__PROBLEM DESCRIPTION__
Report how many lines hold the string "Component". Give the number and nothing else.

Data listing
══════════════════════════════
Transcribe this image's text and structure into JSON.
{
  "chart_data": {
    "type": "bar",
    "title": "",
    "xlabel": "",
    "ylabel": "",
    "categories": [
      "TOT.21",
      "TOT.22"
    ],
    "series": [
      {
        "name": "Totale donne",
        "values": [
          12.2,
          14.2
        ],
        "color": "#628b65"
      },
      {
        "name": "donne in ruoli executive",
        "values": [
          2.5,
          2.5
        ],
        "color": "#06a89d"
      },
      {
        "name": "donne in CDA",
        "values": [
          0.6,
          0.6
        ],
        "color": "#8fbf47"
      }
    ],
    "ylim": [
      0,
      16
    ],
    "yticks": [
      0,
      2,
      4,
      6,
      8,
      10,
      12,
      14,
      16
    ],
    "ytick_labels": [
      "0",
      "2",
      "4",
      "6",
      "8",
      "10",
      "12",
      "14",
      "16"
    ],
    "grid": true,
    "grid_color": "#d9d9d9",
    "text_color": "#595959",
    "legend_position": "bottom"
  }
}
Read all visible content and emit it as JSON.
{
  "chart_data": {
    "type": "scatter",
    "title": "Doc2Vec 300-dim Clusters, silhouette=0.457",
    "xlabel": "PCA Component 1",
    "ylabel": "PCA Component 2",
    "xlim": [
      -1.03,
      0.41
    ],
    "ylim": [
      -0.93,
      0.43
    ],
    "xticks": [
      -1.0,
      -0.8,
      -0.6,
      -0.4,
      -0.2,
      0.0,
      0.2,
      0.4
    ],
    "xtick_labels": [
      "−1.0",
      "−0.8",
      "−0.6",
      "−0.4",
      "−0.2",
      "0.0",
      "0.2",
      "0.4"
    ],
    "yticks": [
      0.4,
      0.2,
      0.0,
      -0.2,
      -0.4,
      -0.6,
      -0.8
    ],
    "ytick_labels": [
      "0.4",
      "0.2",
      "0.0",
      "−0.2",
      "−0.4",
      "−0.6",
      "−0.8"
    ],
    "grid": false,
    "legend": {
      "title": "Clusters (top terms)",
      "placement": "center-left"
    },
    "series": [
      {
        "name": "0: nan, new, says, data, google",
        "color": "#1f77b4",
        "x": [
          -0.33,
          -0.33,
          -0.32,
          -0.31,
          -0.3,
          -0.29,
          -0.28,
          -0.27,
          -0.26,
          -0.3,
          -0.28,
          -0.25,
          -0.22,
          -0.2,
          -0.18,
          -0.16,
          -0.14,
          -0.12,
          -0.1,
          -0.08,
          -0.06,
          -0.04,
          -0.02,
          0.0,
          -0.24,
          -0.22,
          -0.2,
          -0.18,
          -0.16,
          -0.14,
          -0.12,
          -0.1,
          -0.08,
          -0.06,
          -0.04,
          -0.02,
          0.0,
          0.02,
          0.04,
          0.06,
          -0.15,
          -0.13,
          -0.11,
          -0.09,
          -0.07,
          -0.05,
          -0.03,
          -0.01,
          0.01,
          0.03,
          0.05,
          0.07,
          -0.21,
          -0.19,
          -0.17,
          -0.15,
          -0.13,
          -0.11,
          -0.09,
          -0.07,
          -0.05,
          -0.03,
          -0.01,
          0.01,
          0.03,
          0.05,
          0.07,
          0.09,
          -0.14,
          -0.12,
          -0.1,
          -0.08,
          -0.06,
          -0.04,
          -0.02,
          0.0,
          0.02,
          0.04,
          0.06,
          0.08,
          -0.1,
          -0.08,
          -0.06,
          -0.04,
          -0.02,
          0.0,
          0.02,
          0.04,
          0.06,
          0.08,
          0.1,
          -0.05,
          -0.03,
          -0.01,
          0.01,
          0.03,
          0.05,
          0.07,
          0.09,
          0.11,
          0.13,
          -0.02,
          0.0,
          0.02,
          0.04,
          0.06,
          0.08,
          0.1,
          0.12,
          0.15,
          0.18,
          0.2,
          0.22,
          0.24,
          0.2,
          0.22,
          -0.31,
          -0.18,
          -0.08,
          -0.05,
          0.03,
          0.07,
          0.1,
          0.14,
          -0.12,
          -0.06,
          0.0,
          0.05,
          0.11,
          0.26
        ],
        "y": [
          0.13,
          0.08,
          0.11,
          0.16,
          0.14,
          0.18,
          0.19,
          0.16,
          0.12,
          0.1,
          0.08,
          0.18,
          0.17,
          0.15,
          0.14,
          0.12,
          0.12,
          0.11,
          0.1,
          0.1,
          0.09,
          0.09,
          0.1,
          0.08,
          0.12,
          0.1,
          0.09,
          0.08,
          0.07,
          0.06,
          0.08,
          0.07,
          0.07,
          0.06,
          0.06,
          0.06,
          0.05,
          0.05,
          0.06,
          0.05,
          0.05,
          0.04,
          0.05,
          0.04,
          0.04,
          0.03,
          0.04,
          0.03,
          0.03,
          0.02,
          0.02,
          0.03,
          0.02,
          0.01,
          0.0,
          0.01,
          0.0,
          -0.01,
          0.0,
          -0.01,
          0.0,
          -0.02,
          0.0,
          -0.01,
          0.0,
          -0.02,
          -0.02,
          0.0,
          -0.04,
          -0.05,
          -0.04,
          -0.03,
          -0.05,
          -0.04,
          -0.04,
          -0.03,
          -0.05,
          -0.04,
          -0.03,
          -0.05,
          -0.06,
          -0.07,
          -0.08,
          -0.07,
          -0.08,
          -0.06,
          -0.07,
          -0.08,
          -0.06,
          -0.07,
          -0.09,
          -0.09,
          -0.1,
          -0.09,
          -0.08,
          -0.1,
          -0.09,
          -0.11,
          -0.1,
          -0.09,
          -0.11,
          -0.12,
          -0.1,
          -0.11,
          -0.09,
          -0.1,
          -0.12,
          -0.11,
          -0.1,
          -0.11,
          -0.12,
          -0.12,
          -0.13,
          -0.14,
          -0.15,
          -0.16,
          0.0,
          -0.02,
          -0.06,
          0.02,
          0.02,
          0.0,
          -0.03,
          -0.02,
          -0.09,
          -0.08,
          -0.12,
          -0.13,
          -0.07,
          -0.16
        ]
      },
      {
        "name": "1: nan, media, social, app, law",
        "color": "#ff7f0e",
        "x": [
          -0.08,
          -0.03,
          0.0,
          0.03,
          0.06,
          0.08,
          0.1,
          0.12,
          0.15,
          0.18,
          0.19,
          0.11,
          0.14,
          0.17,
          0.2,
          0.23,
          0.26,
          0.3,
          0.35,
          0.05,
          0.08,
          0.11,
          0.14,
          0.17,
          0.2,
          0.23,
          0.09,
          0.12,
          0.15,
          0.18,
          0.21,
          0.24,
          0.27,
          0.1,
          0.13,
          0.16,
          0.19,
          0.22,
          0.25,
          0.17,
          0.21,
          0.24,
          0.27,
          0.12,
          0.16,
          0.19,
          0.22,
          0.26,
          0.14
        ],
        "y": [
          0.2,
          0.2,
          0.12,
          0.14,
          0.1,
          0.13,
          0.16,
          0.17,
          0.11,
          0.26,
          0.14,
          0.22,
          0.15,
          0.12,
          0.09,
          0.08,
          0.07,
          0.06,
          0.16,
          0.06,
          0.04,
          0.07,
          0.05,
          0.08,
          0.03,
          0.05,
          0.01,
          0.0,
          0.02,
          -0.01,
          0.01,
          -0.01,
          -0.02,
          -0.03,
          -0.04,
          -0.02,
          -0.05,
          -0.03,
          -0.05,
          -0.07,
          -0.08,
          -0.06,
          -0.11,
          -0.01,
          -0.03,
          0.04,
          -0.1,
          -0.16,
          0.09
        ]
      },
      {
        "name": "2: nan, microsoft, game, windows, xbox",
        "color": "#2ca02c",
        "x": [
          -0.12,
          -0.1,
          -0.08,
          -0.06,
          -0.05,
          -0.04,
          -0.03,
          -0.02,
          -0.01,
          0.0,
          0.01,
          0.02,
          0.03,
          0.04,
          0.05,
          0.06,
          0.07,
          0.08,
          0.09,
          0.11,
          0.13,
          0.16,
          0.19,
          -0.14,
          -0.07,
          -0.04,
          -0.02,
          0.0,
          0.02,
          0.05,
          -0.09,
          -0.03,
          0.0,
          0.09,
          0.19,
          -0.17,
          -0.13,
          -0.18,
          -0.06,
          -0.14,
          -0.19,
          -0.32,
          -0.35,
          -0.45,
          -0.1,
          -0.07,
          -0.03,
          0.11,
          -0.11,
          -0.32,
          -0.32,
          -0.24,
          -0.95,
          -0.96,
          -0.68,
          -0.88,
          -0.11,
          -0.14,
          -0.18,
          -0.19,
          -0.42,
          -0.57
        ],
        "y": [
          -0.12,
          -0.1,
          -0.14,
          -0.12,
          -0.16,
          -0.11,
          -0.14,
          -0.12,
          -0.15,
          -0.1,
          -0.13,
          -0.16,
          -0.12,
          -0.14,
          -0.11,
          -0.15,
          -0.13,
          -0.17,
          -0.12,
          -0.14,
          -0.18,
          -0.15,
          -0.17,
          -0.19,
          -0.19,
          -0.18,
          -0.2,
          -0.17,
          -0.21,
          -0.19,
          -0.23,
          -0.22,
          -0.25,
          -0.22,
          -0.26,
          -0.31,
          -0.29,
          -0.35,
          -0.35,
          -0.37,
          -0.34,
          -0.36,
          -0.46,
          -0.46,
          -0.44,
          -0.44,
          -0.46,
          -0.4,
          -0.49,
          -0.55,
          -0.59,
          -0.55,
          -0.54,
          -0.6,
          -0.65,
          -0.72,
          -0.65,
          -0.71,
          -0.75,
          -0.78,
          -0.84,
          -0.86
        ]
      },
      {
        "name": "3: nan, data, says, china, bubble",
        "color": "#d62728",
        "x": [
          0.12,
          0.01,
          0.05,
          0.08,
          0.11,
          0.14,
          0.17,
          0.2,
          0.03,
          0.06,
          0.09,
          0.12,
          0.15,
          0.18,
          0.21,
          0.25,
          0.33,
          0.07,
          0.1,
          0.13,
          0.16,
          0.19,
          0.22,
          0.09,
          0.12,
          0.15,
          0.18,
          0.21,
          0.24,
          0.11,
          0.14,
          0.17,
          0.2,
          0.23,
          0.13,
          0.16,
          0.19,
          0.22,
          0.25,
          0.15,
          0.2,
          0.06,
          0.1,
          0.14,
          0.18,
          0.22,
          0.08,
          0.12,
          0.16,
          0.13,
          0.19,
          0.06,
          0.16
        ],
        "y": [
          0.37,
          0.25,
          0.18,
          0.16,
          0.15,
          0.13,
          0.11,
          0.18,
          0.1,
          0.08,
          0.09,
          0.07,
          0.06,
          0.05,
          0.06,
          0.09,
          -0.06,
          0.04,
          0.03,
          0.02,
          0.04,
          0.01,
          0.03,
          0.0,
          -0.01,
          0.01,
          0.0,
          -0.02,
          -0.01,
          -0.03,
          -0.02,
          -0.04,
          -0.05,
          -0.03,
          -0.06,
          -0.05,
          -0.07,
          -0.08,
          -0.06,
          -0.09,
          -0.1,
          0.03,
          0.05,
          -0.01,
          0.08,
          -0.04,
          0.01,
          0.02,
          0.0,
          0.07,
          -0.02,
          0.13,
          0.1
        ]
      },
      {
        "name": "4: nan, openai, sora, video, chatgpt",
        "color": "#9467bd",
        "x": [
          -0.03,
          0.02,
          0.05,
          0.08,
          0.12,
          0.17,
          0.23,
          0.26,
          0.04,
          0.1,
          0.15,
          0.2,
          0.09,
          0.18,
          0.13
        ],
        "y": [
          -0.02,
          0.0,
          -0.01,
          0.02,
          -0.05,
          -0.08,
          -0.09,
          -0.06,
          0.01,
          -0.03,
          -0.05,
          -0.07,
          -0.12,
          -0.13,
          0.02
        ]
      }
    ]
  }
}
══════════════════════════════
__COMPLETE OUTPUT__
2